Description of the task
Return every entry exactly.

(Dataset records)
__________

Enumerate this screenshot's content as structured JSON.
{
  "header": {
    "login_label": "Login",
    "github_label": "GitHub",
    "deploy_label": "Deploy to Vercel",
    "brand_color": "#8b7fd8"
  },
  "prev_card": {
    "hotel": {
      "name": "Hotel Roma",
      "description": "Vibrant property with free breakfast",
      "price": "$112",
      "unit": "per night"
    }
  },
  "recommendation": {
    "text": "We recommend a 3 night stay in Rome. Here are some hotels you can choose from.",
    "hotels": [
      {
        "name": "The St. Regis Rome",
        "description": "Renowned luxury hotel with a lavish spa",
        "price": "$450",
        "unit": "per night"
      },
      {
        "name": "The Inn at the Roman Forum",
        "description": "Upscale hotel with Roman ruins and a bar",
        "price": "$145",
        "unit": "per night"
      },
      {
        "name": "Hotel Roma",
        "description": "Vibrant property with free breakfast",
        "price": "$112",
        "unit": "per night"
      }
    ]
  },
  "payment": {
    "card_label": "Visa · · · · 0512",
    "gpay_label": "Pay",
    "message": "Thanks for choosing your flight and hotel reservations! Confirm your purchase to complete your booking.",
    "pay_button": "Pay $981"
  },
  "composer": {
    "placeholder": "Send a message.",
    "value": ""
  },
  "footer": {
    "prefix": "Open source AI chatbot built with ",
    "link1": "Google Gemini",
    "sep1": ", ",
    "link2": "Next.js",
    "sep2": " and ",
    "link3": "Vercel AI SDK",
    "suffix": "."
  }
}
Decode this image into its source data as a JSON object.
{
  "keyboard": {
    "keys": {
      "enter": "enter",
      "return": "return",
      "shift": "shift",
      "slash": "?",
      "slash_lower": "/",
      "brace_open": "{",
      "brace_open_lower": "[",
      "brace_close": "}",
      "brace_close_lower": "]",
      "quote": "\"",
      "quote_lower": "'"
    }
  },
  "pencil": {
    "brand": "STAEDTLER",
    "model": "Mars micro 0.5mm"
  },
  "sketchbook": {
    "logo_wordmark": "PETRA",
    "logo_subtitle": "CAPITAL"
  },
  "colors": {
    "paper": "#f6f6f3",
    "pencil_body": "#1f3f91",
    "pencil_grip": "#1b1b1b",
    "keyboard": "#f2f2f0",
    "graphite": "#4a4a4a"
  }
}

__________

Result below
Enumerate this screenshot's content as structured JSON.
{
  "header": {
    "login_label": "Login",
    "github_label": "GitHub",
    "deploy_label": "Deploy to Vercel",
    "brand_color": "#8b7fd8"
  },
  "prev_card": {
    "hotel": {
      "name": "Hotel Roma",
      "description": "Vibrant property with free breakfast",
      "price": "$112",
      "unit": "per night"
    }
  },
  "recommendation": {
    "text": "We recommend a 3 night stay in Rome. Here are some hotels you can choose from.",
    "hotels": [
      {
        "name": "The St. Regis Rome",
        "description": "Renowned luxury hotel with a lavish spa",
        "price": "$450",
        "unit": "per night"
      },
      {
        "name": "The Inn at the Roman Forum",
        "description": "Upscale hotel with Roman ruins and a bar",
        "price": "$145",
        "unit": "per night"
      },
      {
        "name": "Hotel Roma",
        "description": "Vibrant property with free breakfast",
        "price": "$112",
        "unit": "per night"
      }
    ]
  },
  "payment": {
    "card_label": "Visa · · · · 0512",
    "gpay_label": "Pay",
    "message": "Thanks for choosing your flight and hotel reservations! Confirm your purchase to complete your booking.",
    "pay_button": "Pay $981"
  },
  "composer": {
    "placeholder": "Send a message.",
    "value": ""
  },
  "footer": {
    "prefix": "Open source AI chatbot built with ",
    "link1": "Google Gemini",
    "sep1": ", ",
    "link2": "Next.js",
    "sep2": " and ",
    "link3": "Vercel AI SDK",
    "suffix": "."
  }
}
Decode this image into its source data as a JSON object.
{
  "keyboard": {
    "keys": {
      "enter": "enter",
      "return": "return",
      "shift": "shift",
      "slash": "?",
      "slash_lower": "/",
      "brace_open": "{",
      "brace_open_lower": "[",
      "brace_close": "}",
      "brace_close_lower": "]",
      "quote": "\"",
      "quote_lower": "'"
    }
  },
  "pencil": {
    "brand": "STAEDTLER",
    "model": "Mars micro 0.5mm"
  },
  "sketchbook": {
    "logo_wordmark": "PETRA",
    "logo_subtitle": "CAPITAL"
  },
  "colors": {
    "paper": "#f6f6f3",
    "pencil_body": "#1f3f91",
    "pencil_grip": "#1b1b1b",
    "keyboard": "#f2f2f0",
    "graphite": "#4a4a4a"
  }
}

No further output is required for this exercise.